-------- Material for the task
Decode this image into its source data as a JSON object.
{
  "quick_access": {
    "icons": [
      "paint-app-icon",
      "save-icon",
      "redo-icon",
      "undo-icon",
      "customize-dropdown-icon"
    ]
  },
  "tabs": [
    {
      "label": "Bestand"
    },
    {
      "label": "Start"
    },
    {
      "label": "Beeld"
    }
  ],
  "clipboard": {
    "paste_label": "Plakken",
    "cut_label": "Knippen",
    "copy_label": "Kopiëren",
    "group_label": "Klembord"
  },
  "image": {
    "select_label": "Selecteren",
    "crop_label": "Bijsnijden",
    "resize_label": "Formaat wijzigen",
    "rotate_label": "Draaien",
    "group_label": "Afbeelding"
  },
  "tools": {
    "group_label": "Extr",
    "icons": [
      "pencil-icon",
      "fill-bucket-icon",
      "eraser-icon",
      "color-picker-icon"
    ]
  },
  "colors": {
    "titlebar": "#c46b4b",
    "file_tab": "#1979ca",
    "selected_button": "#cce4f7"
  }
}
----------------
-------- Material for the task
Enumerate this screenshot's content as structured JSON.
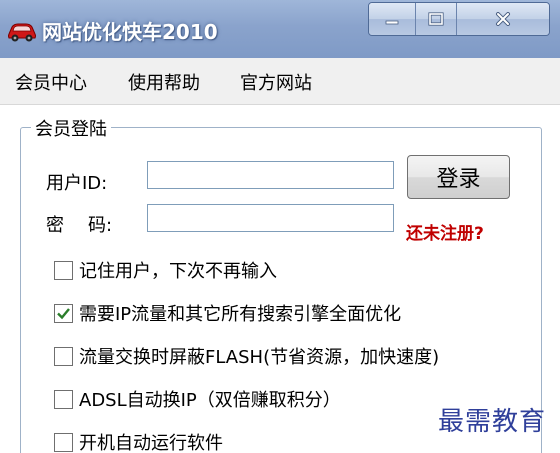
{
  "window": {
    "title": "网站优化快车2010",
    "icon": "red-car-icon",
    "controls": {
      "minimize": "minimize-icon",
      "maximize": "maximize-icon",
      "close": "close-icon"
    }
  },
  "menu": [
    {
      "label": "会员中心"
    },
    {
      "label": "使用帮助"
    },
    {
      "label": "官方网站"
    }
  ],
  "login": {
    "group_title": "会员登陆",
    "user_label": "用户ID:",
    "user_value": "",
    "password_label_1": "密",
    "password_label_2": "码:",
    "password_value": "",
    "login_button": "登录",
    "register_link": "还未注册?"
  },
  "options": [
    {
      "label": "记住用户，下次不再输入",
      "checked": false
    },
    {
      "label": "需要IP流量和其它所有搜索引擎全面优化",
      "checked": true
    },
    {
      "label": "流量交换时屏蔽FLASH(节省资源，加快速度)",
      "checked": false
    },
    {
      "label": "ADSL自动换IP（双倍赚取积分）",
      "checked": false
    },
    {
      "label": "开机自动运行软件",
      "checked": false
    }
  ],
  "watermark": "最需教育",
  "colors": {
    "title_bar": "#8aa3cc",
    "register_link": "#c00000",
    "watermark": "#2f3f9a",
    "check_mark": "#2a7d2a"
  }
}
----------------
● **Task**: Locate the string "JSON" in the listing above and copy every line where it occurs.

● **Solution for this problem**:
Decode this image into its source data as a JSON object.
Enumerate this screenshot's content as structured JSON.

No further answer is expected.